EXERCISE REQUIREMENTS
Type out the complete listing below word for word, without its pictures.

SUPPLIED INFORMATION
★ ★ ★ ★ ★

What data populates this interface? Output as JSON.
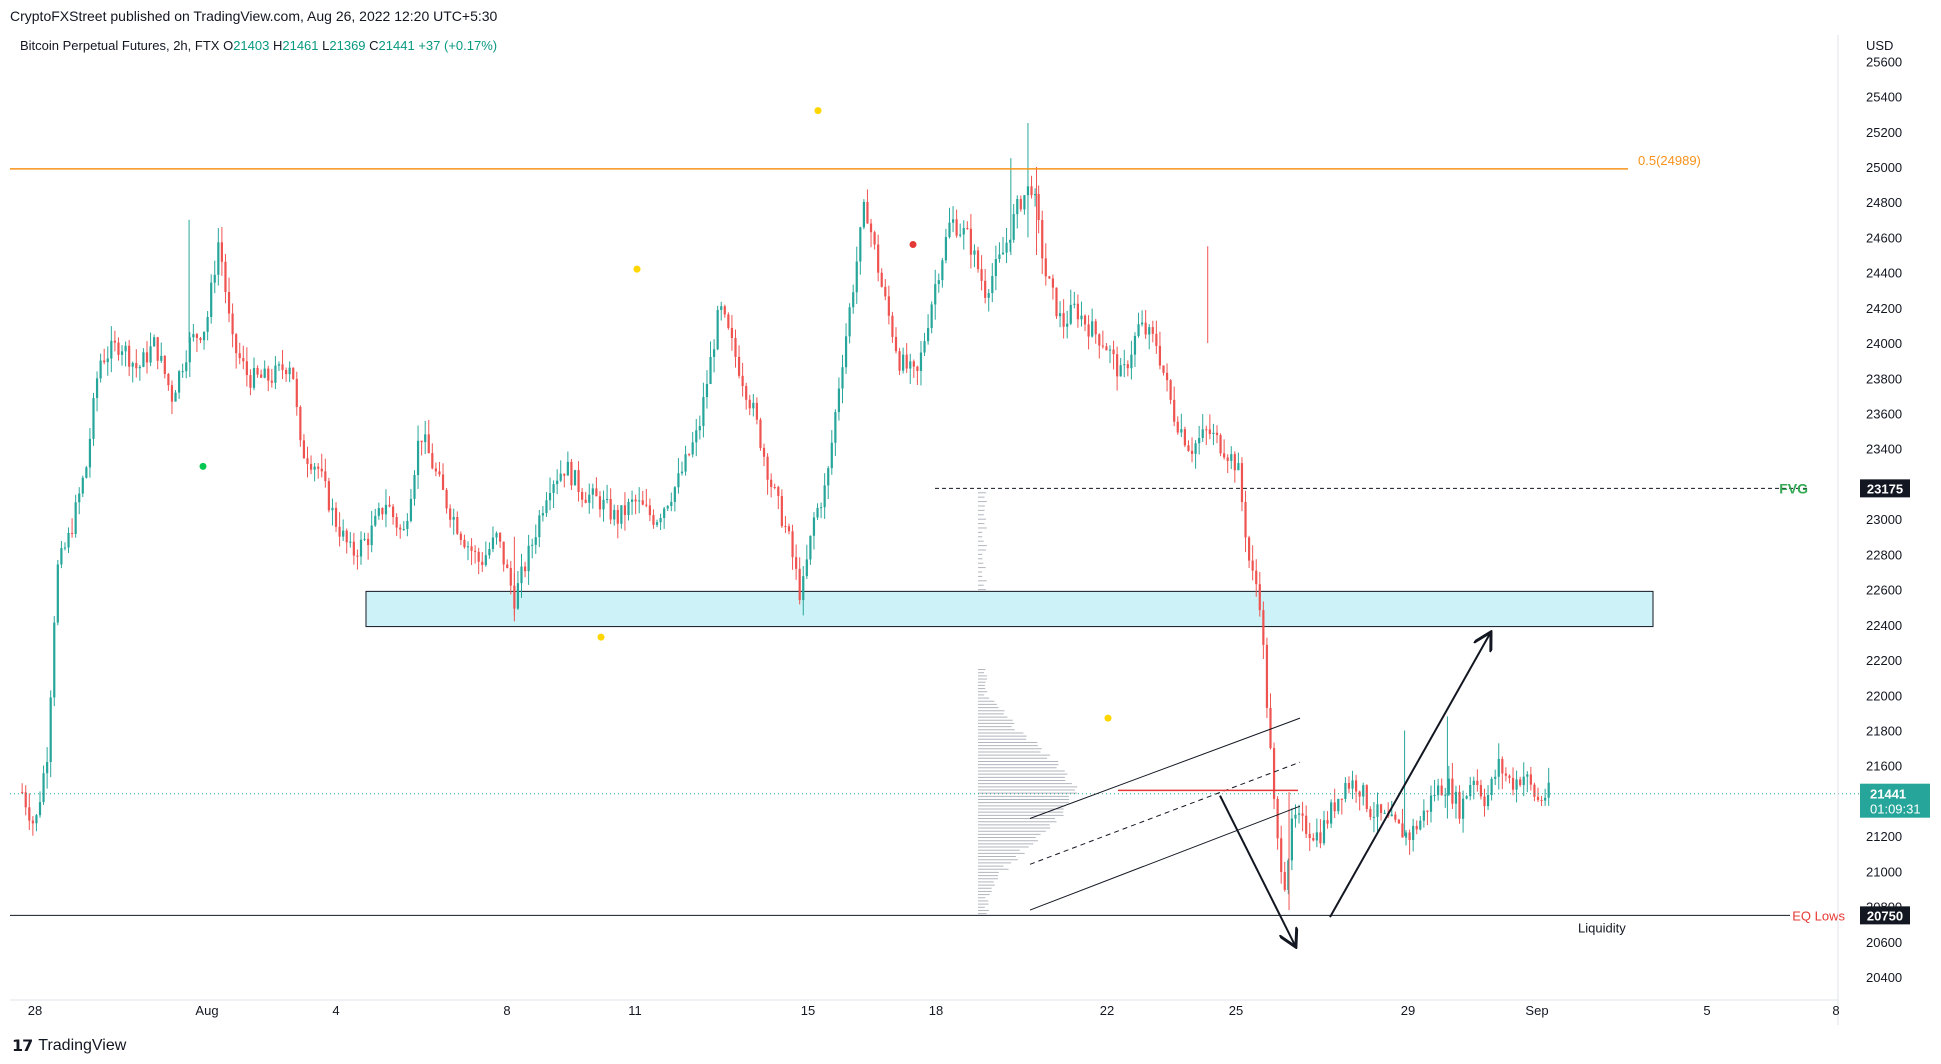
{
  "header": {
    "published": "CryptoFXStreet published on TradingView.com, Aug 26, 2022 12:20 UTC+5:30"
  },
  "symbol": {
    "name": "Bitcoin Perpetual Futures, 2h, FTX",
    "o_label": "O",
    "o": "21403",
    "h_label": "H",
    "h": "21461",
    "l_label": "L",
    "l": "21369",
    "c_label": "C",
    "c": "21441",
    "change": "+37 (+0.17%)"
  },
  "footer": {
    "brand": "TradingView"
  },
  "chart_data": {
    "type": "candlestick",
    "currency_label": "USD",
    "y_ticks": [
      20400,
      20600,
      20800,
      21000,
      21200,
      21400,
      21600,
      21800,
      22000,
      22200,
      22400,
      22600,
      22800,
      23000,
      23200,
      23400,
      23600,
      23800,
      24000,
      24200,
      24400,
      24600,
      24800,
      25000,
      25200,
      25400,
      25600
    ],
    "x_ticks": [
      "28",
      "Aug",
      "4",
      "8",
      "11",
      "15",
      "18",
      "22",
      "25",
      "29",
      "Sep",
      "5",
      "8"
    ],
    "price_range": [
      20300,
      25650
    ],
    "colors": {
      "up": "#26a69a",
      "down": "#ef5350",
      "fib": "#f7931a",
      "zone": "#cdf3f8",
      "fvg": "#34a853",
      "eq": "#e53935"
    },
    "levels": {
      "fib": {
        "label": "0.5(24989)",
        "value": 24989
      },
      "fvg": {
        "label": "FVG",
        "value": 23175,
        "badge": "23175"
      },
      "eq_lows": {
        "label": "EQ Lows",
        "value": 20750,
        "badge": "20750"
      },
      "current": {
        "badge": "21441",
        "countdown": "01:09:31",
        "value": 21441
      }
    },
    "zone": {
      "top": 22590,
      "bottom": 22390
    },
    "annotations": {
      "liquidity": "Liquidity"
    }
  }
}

★ ★ ★ ★ ★

OUTPUT FOR THIS TASK
What data populates this interface? Output as JSON.
{
  "header": {
    "published": "CryptoFXStreet published on TradingView.com, Aug 26, 2022 12:20 UTC+5:30"
  },
  "symbol": {
    "name": "Bitcoin Perpetual Futures, 2h, FTX",
    "o_label": "O",
    "o": "21403",
    "h_label": "H",
    "h": "21461",
    "l_label": "L",
    "l": "21369",
    "c_label": "C",
    "c": "21441",
    "change": "+37 (+0.17%)"
  },
  "footer": {
    "brand": "TradingView"
  },
  "chart_data": {
    "type": "candlestick",
    "currency_label": "USD",
    "y_ticks": [
      20400,
      20600,
      20800,
      21000,
      21200,
      21400,
      21600,
      21800,
      22000,
      22200,
      22400,
      22600,
      22800,
      23000,
      23200,
      23400,
      23600,
      23800,
      24000,
      24200,
      24400,
      24600,
      24800,
      25000,
      25200,
      25400,
      25600
    ],
    "x_ticks": [
      "28",
      "Aug",
      "4",
      "8",
      "11",
      "15",
      "18",
      "22",
      "25",
      "29",
      "Sep",
      "5",
      "8"
    ],
    "price_range": [
      20300,
      25650
    ],
    "colors": {
      "up": "#26a69a",
      "down": "#ef5350",
      "fib": "#f7931a",
      "zone": "#cdf3f8",
      "fvg": "#34a853",
      "eq": "#e53935"
    },
    "levels": {
      "fib": {
        "label": "0.5(24989)",
        "value": 24989
      },
      "fvg": {
        "label": "FVG",
        "value": 23175,
        "badge": "23175"
      },
      "eq_lows": {
        "label": "EQ Lows",
        "value": 20750,
        "badge": "20750"
      },
      "current": {
        "badge": "21441",
        "countdown": "01:09:31",
        "value": 21441
      }
    },
    "zone": {
      "top": 22590,
      "bottom": 22390
    },
    "annotations": {
      "liquidity": "Liquidity"
    }
  }
}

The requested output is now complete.